══ DATA SECTION

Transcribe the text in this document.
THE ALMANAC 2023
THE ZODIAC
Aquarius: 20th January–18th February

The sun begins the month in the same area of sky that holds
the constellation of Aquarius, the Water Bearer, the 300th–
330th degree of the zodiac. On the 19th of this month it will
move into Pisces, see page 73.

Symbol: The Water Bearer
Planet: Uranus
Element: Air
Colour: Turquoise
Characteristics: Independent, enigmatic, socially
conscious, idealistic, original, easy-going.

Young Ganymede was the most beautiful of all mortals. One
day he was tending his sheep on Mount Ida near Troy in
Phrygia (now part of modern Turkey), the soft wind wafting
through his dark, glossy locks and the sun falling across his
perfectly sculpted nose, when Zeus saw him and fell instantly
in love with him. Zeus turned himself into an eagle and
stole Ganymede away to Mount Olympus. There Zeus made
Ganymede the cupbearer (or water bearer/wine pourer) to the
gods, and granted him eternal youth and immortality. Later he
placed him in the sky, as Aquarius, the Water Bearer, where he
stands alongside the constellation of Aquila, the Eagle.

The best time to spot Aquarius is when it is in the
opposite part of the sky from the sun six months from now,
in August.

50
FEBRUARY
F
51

════

- **STATED TASK**
Check all the records above and select each line where the string "Mount" is found.

- **RESPONSE FOR THIS EXERCISE**
day he was tending his sheep on Mount Ida near Troy in
stole Ganymede away to Mount Olympus. There Zeus made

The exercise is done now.